DATA RECORDS:
** Begin **

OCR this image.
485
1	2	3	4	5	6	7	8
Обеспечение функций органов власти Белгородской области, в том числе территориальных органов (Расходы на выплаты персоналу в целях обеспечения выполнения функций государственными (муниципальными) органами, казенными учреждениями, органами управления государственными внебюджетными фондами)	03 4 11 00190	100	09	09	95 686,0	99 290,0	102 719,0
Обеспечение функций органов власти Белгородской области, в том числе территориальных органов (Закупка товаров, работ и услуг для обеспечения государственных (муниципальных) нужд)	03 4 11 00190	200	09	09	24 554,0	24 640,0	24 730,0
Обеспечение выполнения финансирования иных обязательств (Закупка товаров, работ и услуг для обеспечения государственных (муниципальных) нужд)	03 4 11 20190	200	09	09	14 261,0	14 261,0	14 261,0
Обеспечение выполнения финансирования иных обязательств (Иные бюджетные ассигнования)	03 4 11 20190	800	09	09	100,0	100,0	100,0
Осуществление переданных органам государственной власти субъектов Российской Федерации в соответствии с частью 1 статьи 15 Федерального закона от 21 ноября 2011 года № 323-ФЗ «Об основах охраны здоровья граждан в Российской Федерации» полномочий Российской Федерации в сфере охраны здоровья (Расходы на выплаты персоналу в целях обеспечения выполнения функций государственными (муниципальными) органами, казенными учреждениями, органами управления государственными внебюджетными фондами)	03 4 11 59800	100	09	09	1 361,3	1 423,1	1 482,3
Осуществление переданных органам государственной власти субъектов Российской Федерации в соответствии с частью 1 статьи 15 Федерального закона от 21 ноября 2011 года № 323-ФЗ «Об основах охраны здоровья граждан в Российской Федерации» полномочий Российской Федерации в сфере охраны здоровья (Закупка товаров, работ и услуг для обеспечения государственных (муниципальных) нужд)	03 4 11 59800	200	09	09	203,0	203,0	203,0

** End **

WHAT YOU WILL DO:
Each of the records should be retyped exactly.

PROBLEM SOLUTION:
OCR this image.
485
1	2	3	4	5	6	7	8
Обеспечение функций органов власти Белгородской области, в том числе территориальных органов (Расходы на выплаты персоналу в целях обеспечения выполнения функций государственными (муниципальными) органами, казенными учреждениями, органами управления государственными внебюджетными фондами)	03 4 11 00190	100	09	09	95 686,0	99 290,0	102 719,0
Обеспечение функций органов власти Белгородской области, в том числе территориальных органов (Закупка товаров, работ и услуг для обеспечения государственных (муниципальных) нужд)	03 4 11 00190	200	09	09	24 554,0	24 640,0	24 730,0
Обеспечение выполнения финансирования иных обязательств (Закупка товаров, работ и услуг для обеспечения государственных (муниципальных) нужд)	03 4 11 20190	200	09	09	14 261,0	14 261,0	14 261,0
Обеспечение выполнения финансирования иных обязательств (Иные бюджетные ассигнования)	03 4 11 20190	800	09	09	100,0	100,0	100,0
Осуществление переданных органам государственной власти субъектов Российской Федерации в соответствии с частью 1 статьи 15 Федерального закона от 21 ноября 2011 года № 323-ФЗ «Об основах охраны здоровья граждан в Российской Федерации» полномочий Российской Федерации в сфере охраны здоровья (Расходы на выплаты персоналу в целях обеспечения выполнения функций государственными (муниципальными) органами, казенными учреждениями, органами управления государственными внебюджетными фондами)	03 4 11 59800	100	09	09	1 361,3	1 423,1	1 482,3
Осуществление переданных органам государственной власти субъектов Российской Федерации в соответствии с частью 1 статьи 15 Федерального закона от 21 ноября 2011 года № 323-ФЗ «Об основах охраны здоровья граждан в Российской Федерации» полномочий Российской Федерации в сфере охраны здоровья (Закупка товаров, работ и услуг для обеспечения государственных (муниципальных) нужд)	03 4 11 59800	200	09	09	203,0	203,0	203,0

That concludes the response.